課題 1. 羊飼いの信仰についての文章のうち、「羊飼いたちに天使が現れ救い主」から「ベツレヘムに向かったのです。」までのすべてを一字も変えずに書き写すこと。
課題 2. 羊飼いの信仰についての文章を引き継ぎ、最後の文の後に続きを書くこと。

本文.
· · · ·
では、天使が無学に等しい羊飼いたちや異国の博士らに現れ、聖書に精通しているはずのエルサレムの宗教学者や祭司たちに現れなかったのはなぜなのでしょうか。もちろん、神様の救いが、小さな弱い者や外国人にも及ぶことを知らせるためであったことは確かでしょう。究極的には「神の選び」です。
しかし、彼ら自身の信仰の姿勢も神様は見ておられるはずですよね。例えば、「神は、喜んで与える人を愛してくださるのです。」とみことばにあります(Ⅱコリ9:7)。また、「みことばを行う人になりなさい」、「こういう人は、その行いによって祝福されます」と語られています(ヤコブ1:22-25)。
確かに、律法学者や祭司長たちは、知識を持っていました。しかし、語られていることを素直に信じて行うという姿勢があまりなかったのではないでしょうか。救いは、勉強ができる人たちのものではありません。もっと素朴で純粋なものでしょう。羊飼い達はその代表ではないでしょうか。私たちも、彼らの信仰の姿勢に教えられ、純粋に主を求めて行動し、心から主を賛美する者とならせていただきましょう。
15節 御使いたちが彼らから離れて天に帰ったとき、羊飼いたちは話し合った。「さあ、ベツレヘムまで行って、主が私たちに知らせてくださったこの出来事を見届けて来よう。」
羊飼いたちに天使が現れ救い主の降誕を告げました。羊飼いたちはこれを聞いて、どうしたのでしょう?互いに話し合い、言いました。「さあ、ベツレヘムまで行って、主が私たちに知らせてくださったこの出来事を見届けて来よう。」と。
ここにある羊飼いの信仰から、3つのポイントを教えられて参ります。
①第一に、素直に信じて行動する姿勢です。
彼らは最初こそ天使たちに圧倒され、恐れを抱いたものの、その後すぐに救い主の知らせを信じています。ここでは、彼らが悩んでいる様子は語られていませんよね。彼らは言いました。「主が私たちに知らせてくださったこの出来事を見届けて来よう」と。神様が私たちに知らせてくださったのだと、素直に受け入れ信じています。
それで、「さあ、ベツレヘムまで行って」、「この出来事を見届けて来よう」と彼らは行動に移していきます。彼らは仕事の手をすぐに止めました。そしてベツレヘムに向かったのです。
羊飼いたちの純粋で単純な信仰の姿に教えられますね。信仰において何より大切なことは、主のおことばを単純、率直に信じて行動することではないでしょうか。聞いても行わないなら、すぐに忘れてしまうものだとヤコブ書で教えられています。みことばはただ聞いて「良かったぁ」と思って終わるものではありません。むしろ、行うことによってみことばの力を私たちは感動的なまでに体験するのです。
16節では、「そして急いで行って」とあります。彼らはなるべく早くその主のみわざを見ようと「急いだ」のです。主の救いのみわざに対する積極的な行動力を感じます。羊飼いたちは躊躇なくみことばに従いました。もし、この時、彼らが自分達の仕事を優先して出発を後らせていたのなら、イエス様に会えなかったかも知れません。ヘロデがいのちを狙っており、エジプトに避難することになるからです。それまでの期間でなければ、お会いできなかったでしょう。それは、彼らにとって生涯を左右する出会いとなりました。
· · · ·
表示された一覧.

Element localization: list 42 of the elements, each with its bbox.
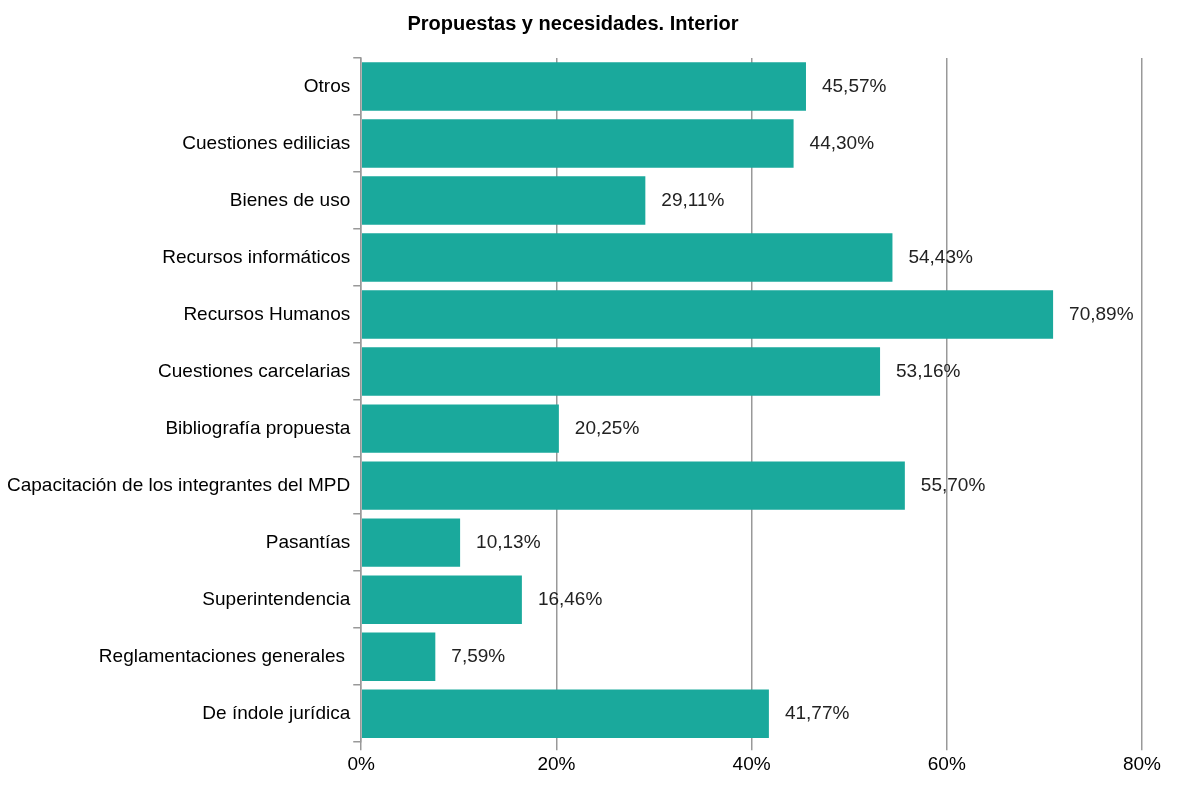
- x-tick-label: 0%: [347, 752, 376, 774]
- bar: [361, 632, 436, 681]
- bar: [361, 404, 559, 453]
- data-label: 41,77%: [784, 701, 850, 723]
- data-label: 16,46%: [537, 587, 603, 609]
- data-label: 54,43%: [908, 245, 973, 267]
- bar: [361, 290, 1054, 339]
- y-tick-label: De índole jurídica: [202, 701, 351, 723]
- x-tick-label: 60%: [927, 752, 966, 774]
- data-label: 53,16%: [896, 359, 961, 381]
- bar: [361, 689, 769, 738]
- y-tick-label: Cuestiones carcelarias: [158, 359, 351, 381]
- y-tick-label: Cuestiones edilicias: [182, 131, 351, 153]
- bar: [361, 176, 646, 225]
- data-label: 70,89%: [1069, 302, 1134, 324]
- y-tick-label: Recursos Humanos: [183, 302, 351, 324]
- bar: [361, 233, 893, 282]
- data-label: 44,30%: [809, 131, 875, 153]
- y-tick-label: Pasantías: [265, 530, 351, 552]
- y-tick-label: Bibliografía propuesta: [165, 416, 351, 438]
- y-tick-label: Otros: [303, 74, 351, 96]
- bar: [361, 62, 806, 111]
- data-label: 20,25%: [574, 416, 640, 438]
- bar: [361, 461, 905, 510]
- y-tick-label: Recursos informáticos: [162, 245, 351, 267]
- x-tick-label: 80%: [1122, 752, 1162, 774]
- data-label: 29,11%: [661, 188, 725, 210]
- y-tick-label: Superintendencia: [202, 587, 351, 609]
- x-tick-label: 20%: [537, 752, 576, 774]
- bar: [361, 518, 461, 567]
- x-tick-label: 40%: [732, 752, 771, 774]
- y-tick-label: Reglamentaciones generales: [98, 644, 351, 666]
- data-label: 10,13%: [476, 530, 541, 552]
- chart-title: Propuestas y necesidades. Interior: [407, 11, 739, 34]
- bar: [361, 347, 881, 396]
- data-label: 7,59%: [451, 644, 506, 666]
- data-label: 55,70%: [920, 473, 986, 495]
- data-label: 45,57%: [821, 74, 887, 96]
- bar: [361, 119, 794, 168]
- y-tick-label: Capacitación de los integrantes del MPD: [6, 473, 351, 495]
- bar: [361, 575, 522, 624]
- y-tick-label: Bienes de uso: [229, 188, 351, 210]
· · · ·
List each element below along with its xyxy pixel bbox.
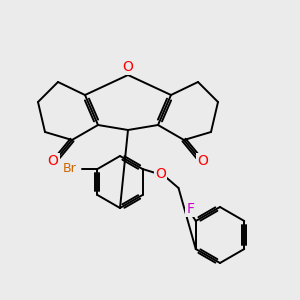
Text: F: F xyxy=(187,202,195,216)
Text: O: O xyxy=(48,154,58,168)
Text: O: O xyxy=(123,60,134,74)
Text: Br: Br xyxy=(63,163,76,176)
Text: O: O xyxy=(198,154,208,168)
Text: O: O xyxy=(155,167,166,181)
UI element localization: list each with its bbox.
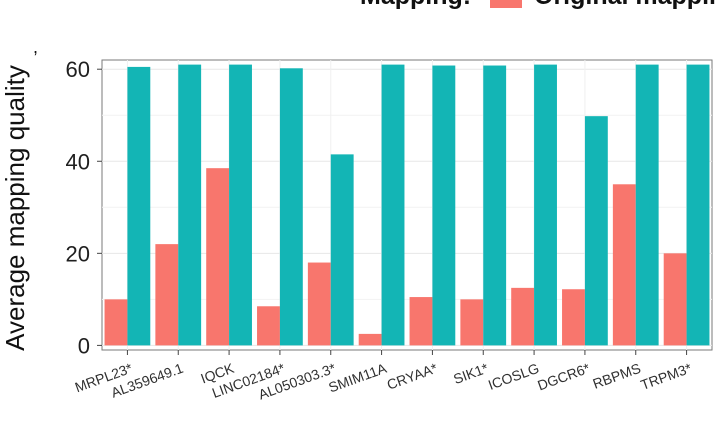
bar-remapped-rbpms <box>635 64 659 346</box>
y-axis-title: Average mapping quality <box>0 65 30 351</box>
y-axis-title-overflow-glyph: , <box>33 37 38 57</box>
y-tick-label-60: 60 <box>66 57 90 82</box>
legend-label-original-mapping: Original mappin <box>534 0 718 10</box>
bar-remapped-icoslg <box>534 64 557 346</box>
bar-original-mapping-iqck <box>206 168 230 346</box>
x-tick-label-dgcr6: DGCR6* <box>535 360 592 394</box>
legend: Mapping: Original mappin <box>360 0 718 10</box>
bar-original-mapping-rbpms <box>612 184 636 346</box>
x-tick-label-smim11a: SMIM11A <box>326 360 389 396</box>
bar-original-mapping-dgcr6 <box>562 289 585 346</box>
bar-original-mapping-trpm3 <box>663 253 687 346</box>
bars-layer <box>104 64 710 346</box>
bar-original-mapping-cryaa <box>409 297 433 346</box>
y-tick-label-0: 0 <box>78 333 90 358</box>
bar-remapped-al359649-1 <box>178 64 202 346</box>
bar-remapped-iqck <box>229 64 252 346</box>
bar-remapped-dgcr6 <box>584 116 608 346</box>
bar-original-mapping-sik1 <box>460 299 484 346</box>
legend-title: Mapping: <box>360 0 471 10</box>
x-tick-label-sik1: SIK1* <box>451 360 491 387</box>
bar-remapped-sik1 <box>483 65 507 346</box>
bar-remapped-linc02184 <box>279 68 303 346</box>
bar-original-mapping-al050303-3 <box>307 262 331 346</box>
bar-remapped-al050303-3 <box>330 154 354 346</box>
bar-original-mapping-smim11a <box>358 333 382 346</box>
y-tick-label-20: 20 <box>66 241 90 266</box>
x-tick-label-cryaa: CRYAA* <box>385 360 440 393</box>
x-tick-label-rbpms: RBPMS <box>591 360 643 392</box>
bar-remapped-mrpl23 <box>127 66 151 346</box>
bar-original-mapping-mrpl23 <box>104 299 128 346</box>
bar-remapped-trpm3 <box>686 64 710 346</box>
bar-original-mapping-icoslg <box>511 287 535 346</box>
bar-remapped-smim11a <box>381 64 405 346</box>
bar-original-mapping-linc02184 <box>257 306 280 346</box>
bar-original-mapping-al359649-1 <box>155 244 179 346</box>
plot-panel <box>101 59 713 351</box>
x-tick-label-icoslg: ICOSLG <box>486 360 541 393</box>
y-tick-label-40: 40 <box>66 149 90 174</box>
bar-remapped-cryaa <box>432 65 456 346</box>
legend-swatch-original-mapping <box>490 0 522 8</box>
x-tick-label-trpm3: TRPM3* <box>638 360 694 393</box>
· · · ·
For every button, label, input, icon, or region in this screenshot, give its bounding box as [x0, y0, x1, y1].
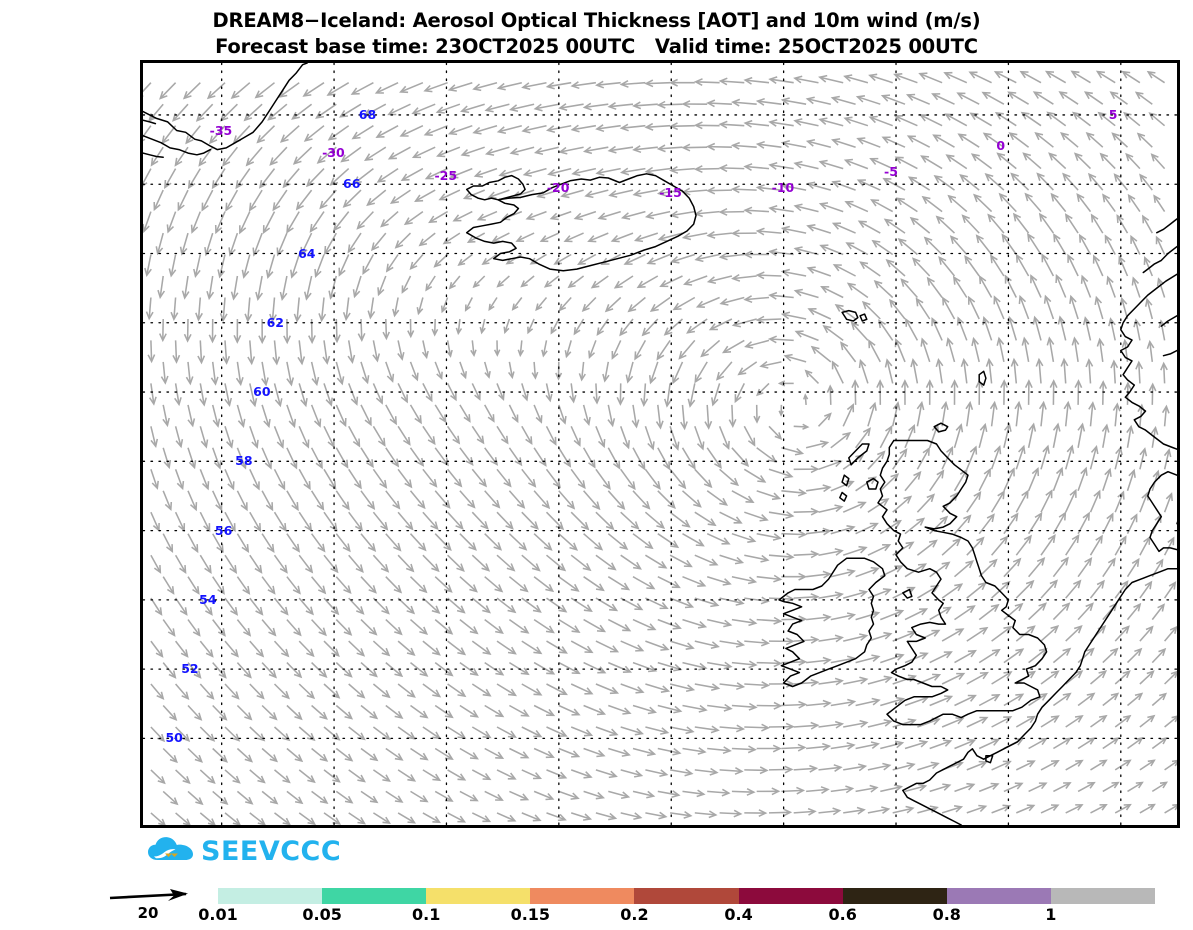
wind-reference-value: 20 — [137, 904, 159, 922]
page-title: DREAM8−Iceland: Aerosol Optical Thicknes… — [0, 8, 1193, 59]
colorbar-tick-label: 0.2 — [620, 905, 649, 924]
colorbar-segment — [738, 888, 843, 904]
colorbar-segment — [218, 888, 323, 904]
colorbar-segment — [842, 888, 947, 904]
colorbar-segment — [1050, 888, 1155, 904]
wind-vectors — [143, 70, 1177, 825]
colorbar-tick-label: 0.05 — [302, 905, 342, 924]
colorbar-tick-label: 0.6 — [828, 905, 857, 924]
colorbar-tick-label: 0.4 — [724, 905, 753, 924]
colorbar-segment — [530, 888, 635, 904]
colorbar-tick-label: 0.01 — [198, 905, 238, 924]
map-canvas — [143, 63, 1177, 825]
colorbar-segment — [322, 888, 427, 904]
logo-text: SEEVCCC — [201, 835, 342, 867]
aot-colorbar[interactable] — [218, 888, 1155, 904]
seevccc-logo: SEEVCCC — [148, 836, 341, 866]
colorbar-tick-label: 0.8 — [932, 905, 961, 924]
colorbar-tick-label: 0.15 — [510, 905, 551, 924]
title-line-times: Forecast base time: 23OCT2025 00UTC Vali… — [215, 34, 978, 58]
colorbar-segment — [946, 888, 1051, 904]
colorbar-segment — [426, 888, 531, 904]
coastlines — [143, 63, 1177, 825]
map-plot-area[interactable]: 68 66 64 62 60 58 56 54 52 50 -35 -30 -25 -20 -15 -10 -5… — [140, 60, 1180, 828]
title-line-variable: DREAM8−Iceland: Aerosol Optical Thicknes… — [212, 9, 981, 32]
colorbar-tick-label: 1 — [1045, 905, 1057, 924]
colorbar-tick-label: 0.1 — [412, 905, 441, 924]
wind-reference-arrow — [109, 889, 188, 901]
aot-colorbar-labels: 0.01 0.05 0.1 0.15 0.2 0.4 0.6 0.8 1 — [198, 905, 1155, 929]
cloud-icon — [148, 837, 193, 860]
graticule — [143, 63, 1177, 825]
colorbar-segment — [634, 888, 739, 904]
· · · ·
解答 1.
羊飼いたちに天使が現れ救い主の降誕を告げました。羊飼いたちはこれを聞いて、どうしたのでしょう?互いに話し合い、言いました。「さあ、ベツレヘムまで行って、主が私たちに知らせてくださったこの出来事を見届けて来よう。」と。
ここにある羊飼いの信仰から、3つのポイントを教えられて参ります。
①第一に、素直に信じて行動する姿勢です。
彼らは最初こそ天使たちに圧倒され、恐れを抱いたものの、その後すぐに救い主の知らせを信じています。ここでは、彼らが悩んでいる様子は語られていませんよね。彼らは言いました。「主が私たちに知らせてくださったこの出来事を見届けて来よう」と。神様が私たちに知らせてくださったのだと、素直に受け入れ信じています。
それで、「さあ、ベツレヘムまで行って」、「この出来事を見届けて来よう」と彼らは行動に移していきます。彼らは仕事の手をすぐに止めました。そしてベツレヘムに向かったのです。

解答 2.
私たちも彼らのように、シンプルに信じて速やかに行動する姿勢を持ちたいと思わされます。あれこれ考えすぎて動けない、動かないという事がありますよね。主がおられるのですから、様子を見てばかりいないで恐れずみことばを実行していきたいですね。
②第二に、主イエス様を捜し求める姿勢です。
16節では、イエス様を捜し当てたと語られていますよね。「捜し当てた」という訳はとても良い訳だと思います。ことばの意味としては「探し出して見つける」という意味合いの強いことばが使われています。彼らは「必死に捜して、その結果見つけた」わけです。それゆえに、イエス様に出会えたのです。もちろん、神様が示し、出会わせてくださった。それは大前提となる真理でしょう。
しかし同時に、私たちの側で、捜し求める姿勢を持つことも必要であるということがわかります。聖書は神を「求めなさい」と、私たちの側で積極的に求めることを絶えず教えていますよね。ですから、主を自分から捜し求めて行くという姿勢を大事にしましょう。受け身ではなく、自分から主の救いを見ようと、クリスマスを見ようと出て行きたいのです。心の殻、心の洞窟から出て、いつでも主の救いの恵みの場に行きませんか。神のみわざがなされている場に、自らの身を置くようにすることです。
③第三に、証しする姿勢です。
羊飼いたちは、神様によって知らされたことを、そのまま人々に語りました。17-18節をご覧ください。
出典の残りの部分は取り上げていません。